(Data records)
______________________________
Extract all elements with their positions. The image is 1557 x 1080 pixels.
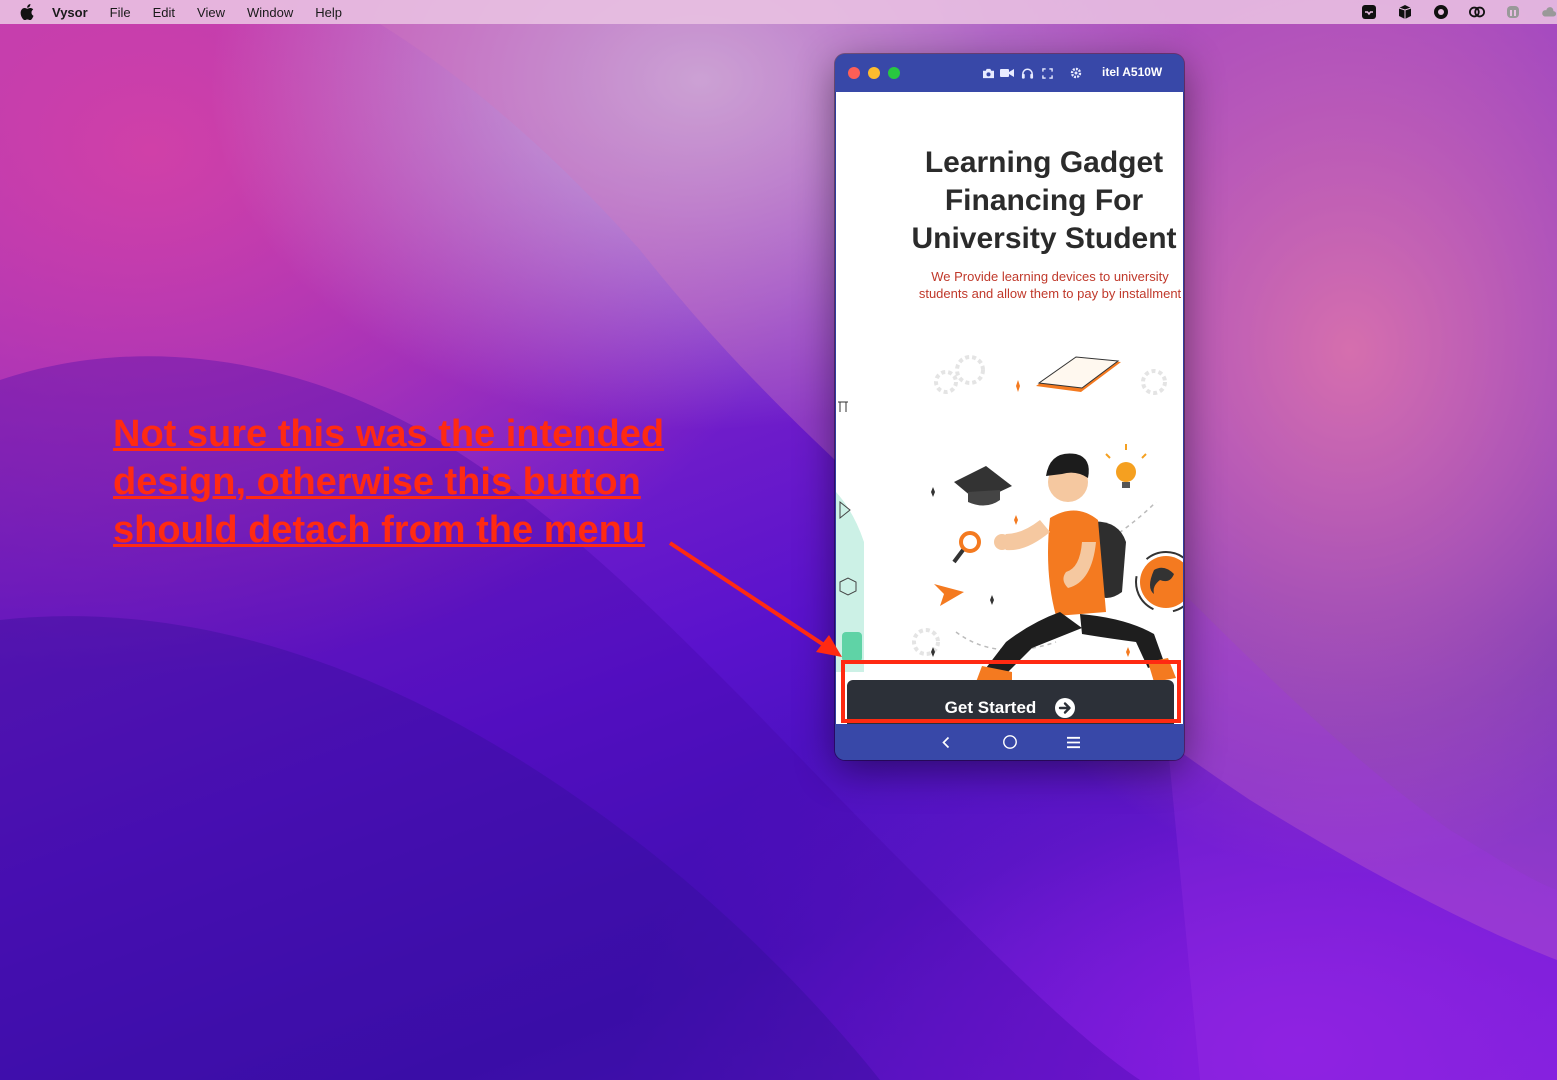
annotation-note: Not sure this was the intended design, o… bbox=[113, 410, 733, 554]
device-name: itel A510W bbox=[1102, 65, 1163, 79]
camera-icon[interactable] bbox=[981, 66, 995, 80]
annotation-line-1: Not sure this was the intended bbox=[113, 413, 665, 455]
minimize-button[interactable] bbox=[868, 67, 880, 79]
annotation-highlight-box bbox=[841, 660, 1181, 723]
menu-bar: Vysor File Edit View Window Help bbox=[0, 0, 1557, 24]
creative-cloud-icon[interactable] bbox=[1469, 4, 1485, 20]
menu-icon[interactable] bbox=[1062, 731, 1084, 753]
title-line-3: University Student bbox=[911, 222, 1177, 255]
video-icon[interactable] bbox=[1000, 66, 1014, 80]
phone-screen: Learning Gadget Financing For University… bbox=[836, 92, 1183, 724]
fullscreen-icon[interactable] bbox=[1040, 66, 1054, 80]
menu-view[interactable]: View bbox=[197, 5, 225, 20]
inbox-icon[interactable] bbox=[1361, 4, 1377, 20]
annotation-arrow bbox=[668, 541, 842, 657]
menu-window[interactable]: Window bbox=[247, 5, 293, 20]
close-button[interactable] bbox=[848, 67, 860, 79]
title-line-1: Learning Gadget bbox=[924, 146, 1164, 179]
pi-symbol bbox=[838, 401, 848, 412]
headphones-icon[interactable] bbox=[1020, 66, 1034, 80]
menu-app-name[interactable]: Vysor bbox=[52, 5, 88, 20]
gear-icon[interactable] bbox=[1069, 66, 1083, 80]
page-title: Learning Gadget Financing For University… bbox=[896, 144, 1183, 258]
annotation-line-3: should detach from the menu bbox=[113, 509, 646, 551]
page-subtitle: We Provide learning devices to universit… bbox=[890, 268, 1183, 302]
bug-icon[interactable] bbox=[1433, 4, 1449, 20]
subtitle-line-2: students and allow them to pay by instal… bbox=[918, 286, 1182, 301]
cloud-icon[interactable] bbox=[1541, 4, 1557, 20]
menu-help[interactable]: Help bbox=[315, 5, 342, 20]
menu-edit[interactable]: Edit bbox=[153, 5, 175, 20]
apple-icon[interactable] bbox=[20, 4, 34, 20]
title-line-2: Financing For bbox=[944, 184, 1144, 217]
android-nav-bar bbox=[835, 724, 1184, 760]
menu-file[interactable]: File bbox=[110, 5, 131, 20]
status-tray bbox=[1361, 0, 1557, 24]
window-titlebar[interactable]: itel A510W bbox=[835, 54, 1184, 92]
student-illustration bbox=[836, 355, 1183, 682]
airpods-icon[interactable] bbox=[1505, 4, 1521, 20]
home-icon[interactable] bbox=[999, 731, 1021, 753]
cube-icon[interactable] bbox=[1397, 4, 1413, 20]
back-icon[interactable] bbox=[935, 731, 957, 753]
vysor-window: itel A510W Learning Gadget Financing For… bbox=[835, 54, 1184, 760]
annotation-line-2: design, otherwise this button bbox=[113, 461, 641, 503]
subtitle-line-1: We Provide learning devices to universit… bbox=[931, 269, 1169, 284]
maximize-button[interactable] bbox=[888, 67, 900, 79]
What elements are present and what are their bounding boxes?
______________________________
| Task to carry out |
Convert the lines of the data records above into a numbered list, omitting any blank lines and leaving out the pictures.

| Answer |
1. Extract all elements with their positions. The image is 1557 x 1080 pixels.
2. annotation-note: Not sure this was the intended design, o… bbox=[113, 410, 733, 554]
3. device-name: itel A510W bbox=[1102, 65, 1163, 79]
4. camera-icon[interactable] bbox=[981, 66, 995, 80]
5. annotation-line-1: Not sure this was the intended bbox=[113, 413, 665, 455]
6. minimize-button[interactable] bbox=[868, 67, 880, 79]
7. annotation-highlight-box bbox=[841, 660, 1181, 723]
8. menu-bar: Vysor File Edit View Window Help bbox=[0, 0, 1557, 24]
9. creative-cloud-icon[interactable] bbox=[1469, 4, 1485, 20]
10. menu-icon[interactable] bbox=[1062, 731, 1084, 753]
11. title-line-3: University Student bbox=[911, 222, 1177, 255]
12. video-icon[interactable] bbox=[1000, 66, 1014, 80]
13. phone-screen: Learning Gadget Financing For University… bbox=[836, 92, 1183, 724]
14. fullscreen-icon[interactable] bbox=[1040, 66, 1054, 80]
15. menu-view[interactable]: View bbox=[197, 5, 225, 20]
16. inbox-icon[interactable] bbox=[1361, 4, 1377, 20]
17. annotation-arrow bbox=[668, 541, 842, 657]
18. menu-window[interactable]: Window bbox=[247, 5, 293, 20]
19. close-button[interactable] bbox=[848, 67, 860, 79]
20. title-line-1: Learning Gadget bbox=[924, 146, 1164, 179]
21. pi-symbol bbox=[838, 401, 848, 412]
22. headphones-icon[interactable] bbox=[1020, 66, 1034, 80]
23. menu-app-name[interactable]: Vysor bbox=[52, 5, 88, 20]
24. gear-icon[interactable] bbox=[1069, 66, 1083, 80]
25. page-title: Learning Gadget Financing For University… bbox=[896, 144, 1183, 258]
26. annotation-line-3: should detach from the menu bbox=[113, 509, 646, 551]
27. page-subtitle: We Provide learning devices to universit… bbox=[890, 268, 1183, 302]
28. bug-icon[interactable] bbox=[1433, 4, 1449, 20]
29. subtitle-line-2: students and allow them to pay by instal… bbox=[918, 286, 1182, 301]
30. cloud-icon[interactable] bbox=[1541, 4, 1557, 20]
31. menu-help[interactable]: Help bbox=[315, 5, 342, 20]
32. menu-edit[interactable]: Edit bbox=[153, 5, 175, 20]
33. apple-icon[interactable] bbox=[20, 4, 34, 20]
34. title-line-2: Financing For bbox=[944, 184, 1144, 217]
35. android-nav-bar bbox=[835, 724, 1184, 760]
36. menu-file[interactable]: File bbox=[110, 5, 131, 20]
37. status-tray bbox=[1361, 0, 1557, 24]
38. window-titlebar[interactable]: itel A510W bbox=[835, 54, 1184, 92]
39. student-illustration bbox=[836, 355, 1183, 682]
40. airpods-icon[interactable] bbox=[1505, 4, 1521, 20]
41. home-icon[interactable] bbox=[999, 731, 1021, 753]
42. cube-icon[interactable] bbox=[1397, 4, 1413, 20]
43. back-icon[interactable] bbox=[935, 731, 957, 753]
44. vysor-window: itel A510W Learning Gadget Financing For… bbox=[835, 54, 1184, 760]
45. annotation-line-2: design, otherwise this button bbox=[113, 461, 641, 503]
46. subtitle-line-1: We Provide learning devices to universit… bbox=[931, 269, 1169, 284]
47. maximize-button[interactable] bbox=[888, 67, 900, 79]
48. What elements are present and what are their bounding boxes?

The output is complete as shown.